>> START
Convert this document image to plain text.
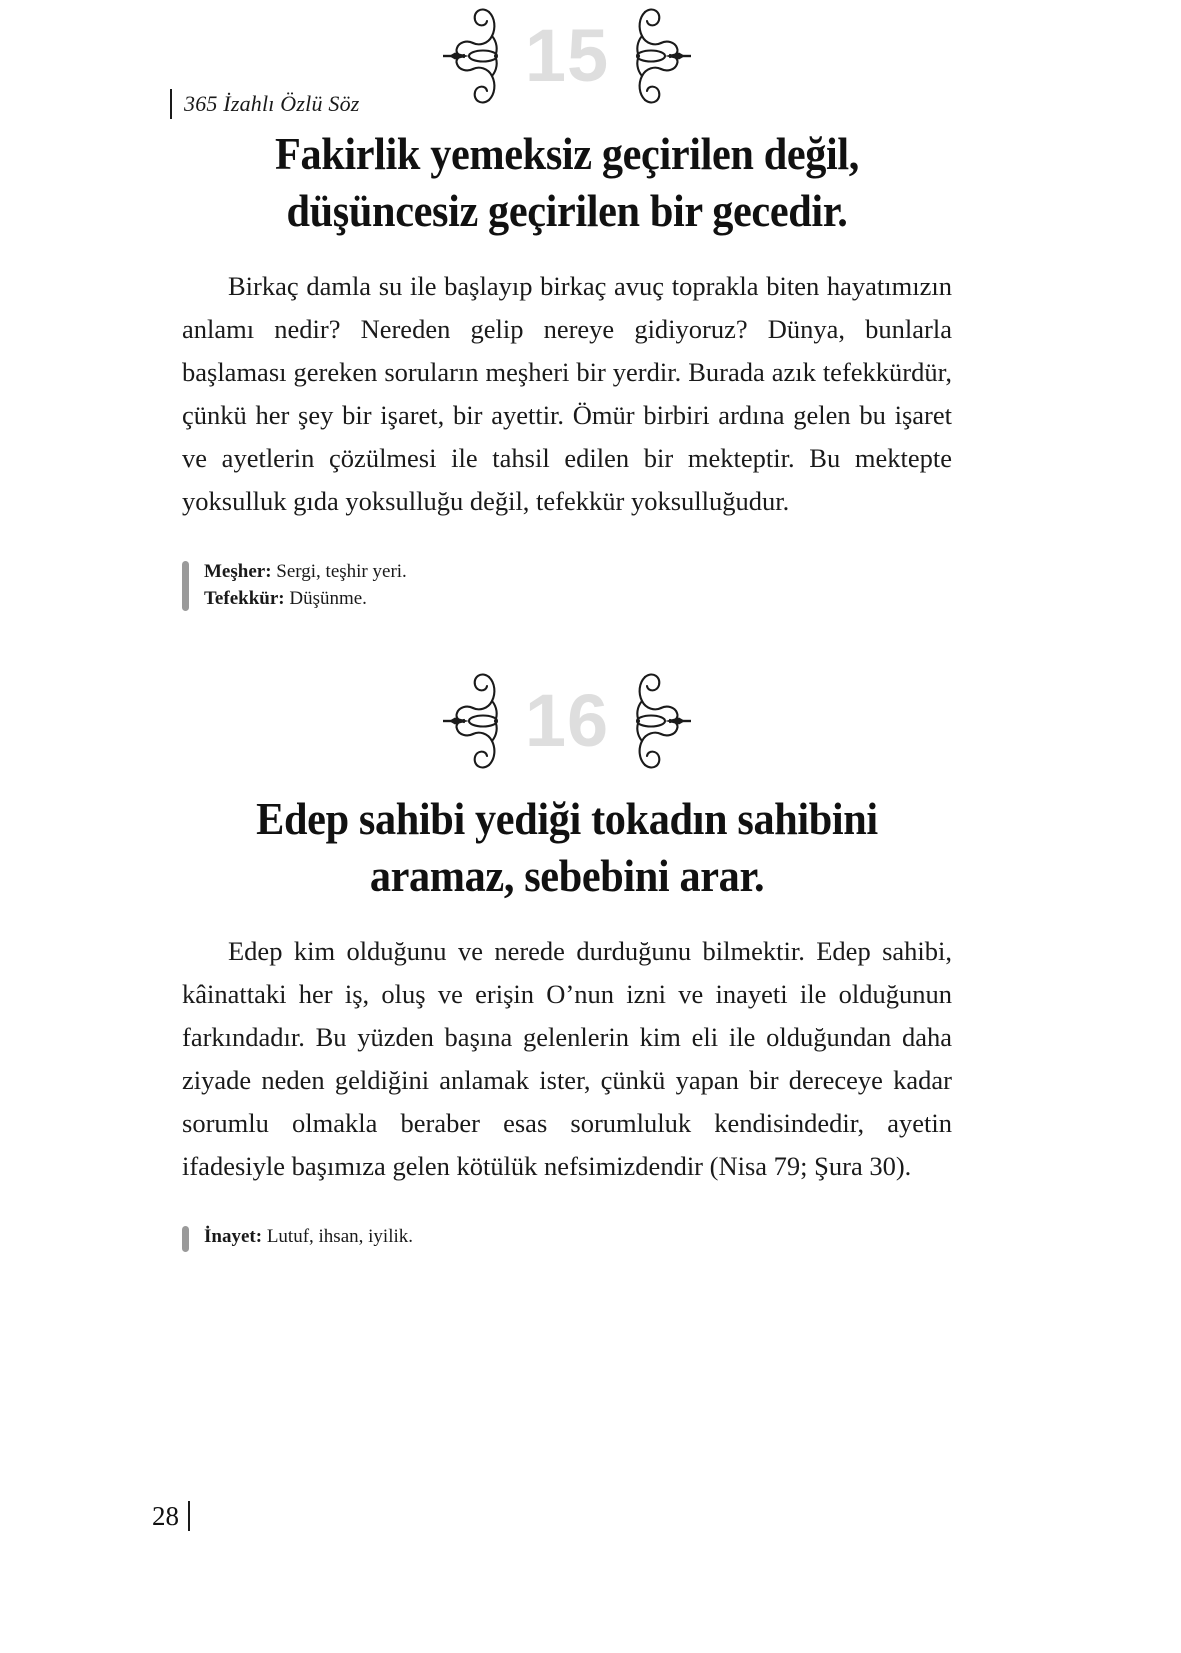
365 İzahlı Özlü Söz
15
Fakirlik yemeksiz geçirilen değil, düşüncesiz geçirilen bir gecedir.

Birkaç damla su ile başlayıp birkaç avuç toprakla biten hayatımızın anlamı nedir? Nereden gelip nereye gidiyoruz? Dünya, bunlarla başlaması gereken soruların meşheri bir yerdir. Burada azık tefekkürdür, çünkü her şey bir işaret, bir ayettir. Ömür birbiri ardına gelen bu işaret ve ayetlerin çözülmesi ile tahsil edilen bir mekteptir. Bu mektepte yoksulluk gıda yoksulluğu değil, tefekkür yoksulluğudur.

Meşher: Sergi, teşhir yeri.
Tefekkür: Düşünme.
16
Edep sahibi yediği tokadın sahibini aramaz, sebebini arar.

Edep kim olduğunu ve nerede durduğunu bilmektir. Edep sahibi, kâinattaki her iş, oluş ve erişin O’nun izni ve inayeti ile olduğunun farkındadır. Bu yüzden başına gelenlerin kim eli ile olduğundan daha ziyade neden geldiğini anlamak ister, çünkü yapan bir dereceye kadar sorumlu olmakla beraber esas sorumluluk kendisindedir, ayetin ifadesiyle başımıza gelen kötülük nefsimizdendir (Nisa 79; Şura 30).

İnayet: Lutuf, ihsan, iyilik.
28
>> END
TASK INSTRUCTIONS —
Give every line back word for word and leave the pictures out.

OUTPUT BELOW —
Convert this document image to plain text.
365 İzahlı Özlü Söz
15
Fakirlik yemeksiz geçirilen değil, düşüncesiz geçirilen bir gecedir.

Birkaç damla su ile başlayıp birkaç avuç toprakla biten hayatımızın anlamı nedir? Nereden gelip nereye gidiyoruz? Dünya, bunlarla başlaması gereken soruların meşheri bir yerdir. Burada azık tefekkürdür, çünkü her şey bir işaret, bir ayettir. Ömür birbiri ardına gelen bu işaret ve ayetlerin çözülmesi ile tahsil edilen bir mekteptir. Bu mektepte yoksulluk gıda yoksulluğu değil, tefekkür yoksulluğudur.

Meşher: Sergi, teşhir yeri.
Tefekkür: Düşünme.
16
Edep sahibi yediği tokadın sahibini aramaz, sebebini arar.

Edep kim olduğunu ve nerede durduğunu bilmektir. Edep sahibi, kâinattaki her iş, oluş ve erişin O’nun izni ve inayeti ile olduğunun farkındadır. Bu yüzden başına gelenlerin kim eli ile olduğundan daha ziyade neden geldiğini anlamak ister, çünkü yapan bir dereceye kadar sorumlu olmakla beraber esas sorumluluk kendisindedir, ayetin ifadesiyle başımıza gelen kötülük nefsimizdendir (Nisa 79; Şura 30).

İnayet: Lutuf, ihsan, iyilik.
28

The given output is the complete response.